Work to be completed:
Tally the lines containing the word "dolori" and give the total alone.

[Source records]
- - - - -
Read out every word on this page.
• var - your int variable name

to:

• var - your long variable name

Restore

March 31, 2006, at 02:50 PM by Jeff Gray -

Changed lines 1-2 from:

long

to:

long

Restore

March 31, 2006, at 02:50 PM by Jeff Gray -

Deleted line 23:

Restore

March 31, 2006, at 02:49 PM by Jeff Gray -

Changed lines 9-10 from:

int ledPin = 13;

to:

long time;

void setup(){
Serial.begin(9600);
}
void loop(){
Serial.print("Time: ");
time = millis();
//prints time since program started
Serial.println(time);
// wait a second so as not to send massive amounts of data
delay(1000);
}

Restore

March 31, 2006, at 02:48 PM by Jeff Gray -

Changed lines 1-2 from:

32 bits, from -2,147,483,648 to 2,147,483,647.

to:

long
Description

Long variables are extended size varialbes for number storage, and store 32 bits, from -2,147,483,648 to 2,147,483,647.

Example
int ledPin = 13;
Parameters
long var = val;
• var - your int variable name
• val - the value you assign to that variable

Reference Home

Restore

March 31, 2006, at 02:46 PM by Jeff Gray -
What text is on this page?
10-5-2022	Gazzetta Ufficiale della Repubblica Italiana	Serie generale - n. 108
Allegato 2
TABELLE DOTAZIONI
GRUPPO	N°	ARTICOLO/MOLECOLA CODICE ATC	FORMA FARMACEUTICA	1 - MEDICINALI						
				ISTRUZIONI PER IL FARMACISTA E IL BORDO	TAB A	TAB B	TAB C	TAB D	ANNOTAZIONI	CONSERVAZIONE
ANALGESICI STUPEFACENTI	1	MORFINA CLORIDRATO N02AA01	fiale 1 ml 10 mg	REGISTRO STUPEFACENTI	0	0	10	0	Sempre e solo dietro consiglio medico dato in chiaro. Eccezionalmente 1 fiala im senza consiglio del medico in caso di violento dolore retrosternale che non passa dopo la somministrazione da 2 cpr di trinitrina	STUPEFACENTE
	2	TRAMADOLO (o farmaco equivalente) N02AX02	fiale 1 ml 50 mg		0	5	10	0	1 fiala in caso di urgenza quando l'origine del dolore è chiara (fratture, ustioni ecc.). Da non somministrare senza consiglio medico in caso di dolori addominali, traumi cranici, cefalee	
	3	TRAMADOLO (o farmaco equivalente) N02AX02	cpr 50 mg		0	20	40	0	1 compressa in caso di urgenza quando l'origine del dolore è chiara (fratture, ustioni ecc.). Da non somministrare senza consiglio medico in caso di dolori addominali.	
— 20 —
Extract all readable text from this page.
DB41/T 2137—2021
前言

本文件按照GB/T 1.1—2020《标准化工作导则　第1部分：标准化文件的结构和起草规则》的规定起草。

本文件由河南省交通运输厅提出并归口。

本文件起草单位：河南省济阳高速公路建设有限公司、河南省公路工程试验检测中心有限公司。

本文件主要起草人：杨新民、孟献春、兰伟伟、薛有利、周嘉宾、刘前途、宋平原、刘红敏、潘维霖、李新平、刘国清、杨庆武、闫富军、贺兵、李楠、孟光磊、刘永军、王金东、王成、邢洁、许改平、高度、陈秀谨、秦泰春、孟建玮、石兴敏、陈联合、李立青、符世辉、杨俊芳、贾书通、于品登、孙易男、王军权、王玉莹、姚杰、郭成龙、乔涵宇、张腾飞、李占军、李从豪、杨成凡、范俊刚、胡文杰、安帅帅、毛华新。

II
- - - - -
Worked answer:
2